» Exercise directions
Every record should be copied exactly, except that pictures are to be omitted.

Stored records

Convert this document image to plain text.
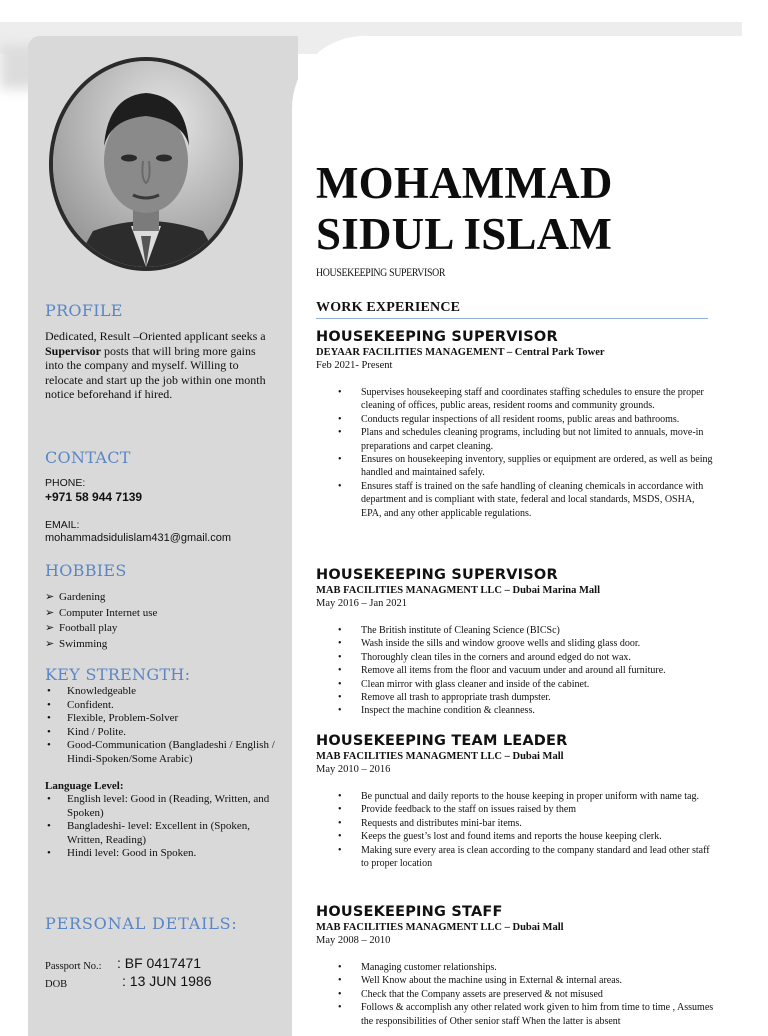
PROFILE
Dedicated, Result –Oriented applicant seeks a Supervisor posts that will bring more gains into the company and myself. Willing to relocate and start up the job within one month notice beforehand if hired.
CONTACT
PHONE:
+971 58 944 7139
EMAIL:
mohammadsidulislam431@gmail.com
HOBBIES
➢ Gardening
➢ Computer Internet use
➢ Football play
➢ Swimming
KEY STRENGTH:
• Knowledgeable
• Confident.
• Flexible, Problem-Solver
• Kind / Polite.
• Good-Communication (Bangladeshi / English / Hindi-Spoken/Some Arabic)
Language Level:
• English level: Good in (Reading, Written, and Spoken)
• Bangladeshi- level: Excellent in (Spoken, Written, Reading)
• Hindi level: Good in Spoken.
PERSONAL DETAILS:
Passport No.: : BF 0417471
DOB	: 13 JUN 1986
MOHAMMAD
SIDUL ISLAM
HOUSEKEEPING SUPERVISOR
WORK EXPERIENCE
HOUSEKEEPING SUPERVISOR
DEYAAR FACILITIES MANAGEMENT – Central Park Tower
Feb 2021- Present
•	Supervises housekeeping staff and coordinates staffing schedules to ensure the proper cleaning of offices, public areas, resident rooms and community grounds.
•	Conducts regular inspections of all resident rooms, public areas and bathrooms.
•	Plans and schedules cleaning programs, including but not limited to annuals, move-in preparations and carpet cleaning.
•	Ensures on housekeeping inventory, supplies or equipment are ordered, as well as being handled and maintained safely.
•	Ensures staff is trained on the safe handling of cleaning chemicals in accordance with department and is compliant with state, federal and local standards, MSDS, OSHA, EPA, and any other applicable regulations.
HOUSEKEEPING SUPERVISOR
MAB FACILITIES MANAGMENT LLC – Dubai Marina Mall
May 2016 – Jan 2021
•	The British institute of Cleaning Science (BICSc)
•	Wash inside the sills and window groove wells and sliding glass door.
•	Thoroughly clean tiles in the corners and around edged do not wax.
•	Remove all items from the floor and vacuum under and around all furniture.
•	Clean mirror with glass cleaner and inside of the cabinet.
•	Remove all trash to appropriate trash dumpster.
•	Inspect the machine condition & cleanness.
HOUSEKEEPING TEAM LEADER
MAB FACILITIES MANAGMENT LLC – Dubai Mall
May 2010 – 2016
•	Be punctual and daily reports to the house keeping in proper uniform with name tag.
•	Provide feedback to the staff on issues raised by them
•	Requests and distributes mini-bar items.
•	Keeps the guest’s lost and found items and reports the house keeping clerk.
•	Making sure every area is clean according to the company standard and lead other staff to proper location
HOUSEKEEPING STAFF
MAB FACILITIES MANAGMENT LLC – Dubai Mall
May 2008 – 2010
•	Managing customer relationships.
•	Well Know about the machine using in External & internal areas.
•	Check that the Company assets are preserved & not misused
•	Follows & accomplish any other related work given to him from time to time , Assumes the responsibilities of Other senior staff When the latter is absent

» The reply
Convert this document image to plain text.
PROFILE
Dedicated, Result –Oriented applicant seeks a Supervisor posts that will bring more gains into the company and myself. Willing to relocate and start up the job within one month notice beforehand if hired.
CONTACT
PHONE:
+971 58 944 7139
EMAIL:
mohammadsidulislam431@gmail.com
HOBBIES
➢ Gardening
➢ Computer Internet use
➢ Football play
➢ Swimming
KEY STRENGTH:
• Knowledgeable
• Confident.
• Flexible, Problem-Solver
• Kind / Polite.
• Good-Communication (Bangladeshi / English / Hindi-Spoken/Some Arabic)
Language Level:
• English level: Good in (Reading, Written, and Spoken)
• Bangladeshi- level: Excellent in (Spoken, Written, Reading)
• Hindi level: Good in Spoken.
PERSONAL DETAILS:
Passport No.: : BF 0417471
DOB	: 13 JUN 1986
MOHAMMAD
SIDUL ISLAM
HOUSEKEEPING SUPERVISOR
WORK EXPERIENCE
HOUSEKEEPING SUPERVISOR
DEYAAR FACILITIES MANAGEMENT – Central Park Tower
Feb 2021- Present
•	Supervises housekeeping staff and coordinates staffing schedules to ensure the proper cleaning of offices, public areas, resident rooms and community grounds.
•	Conducts regular inspections of all resident rooms, public areas and bathrooms.
•	Plans and schedules cleaning programs, including but not limited to annuals, move-in preparations and carpet cleaning.
•	Ensures on housekeeping inventory, supplies or equipment are ordered, as well as being handled and maintained safely.
•	Ensures staff is trained on the safe handling of cleaning chemicals in accordance with department and is compliant with state, federal and local standards, MSDS, OSHA, EPA, and any other applicable regulations.
HOUSEKEEPING SUPERVISOR
MAB FACILITIES MANAGMENT LLC – Dubai Marina Mall
May 2016 – Jan 2021
•	The British institute of Cleaning Science (BICSc)
•	Wash inside the sills and window groove wells and sliding glass door.
•	Thoroughly clean tiles in the corners and around edged do not wax.
•	Remove all items from the floor and vacuum under and around all furniture.
•	Clean mirror with glass cleaner and inside of the cabinet.
•	Remove all trash to appropriate trash dumpster.
•	Inspect the machine condition & cleanness.
HOUSEKEEPING TEAM LEADER
MAB FACILITIES MANAGMENT LLC – Dubai Mall
May 2010 – 2016
•	Be punctual and daily reports to the house keeping in proper uniform with name tag.
•	Provide feedback to the staff on issues raised by them
•	Requests and distributes mini-bar items.
•	Keeps the guest’s lost and found items and reports the house keeping clerk.
•	Making sure every area is clean according to the company standard and lead other staff to proper location
HOUSEKEEPING STAFF
MAB FACILITIES MANAGMENT LLC – Dubai Mall
May 2008 – 2010
•	Managing customer relationships.
•	Well Know about the machine using in External & internal areas.
•	Check that the Company assets are preserved & not misused
•	Follows & accomplish any other related work given to him from time to time , Assumes the responsibilities of Other senior staff When the latter is absent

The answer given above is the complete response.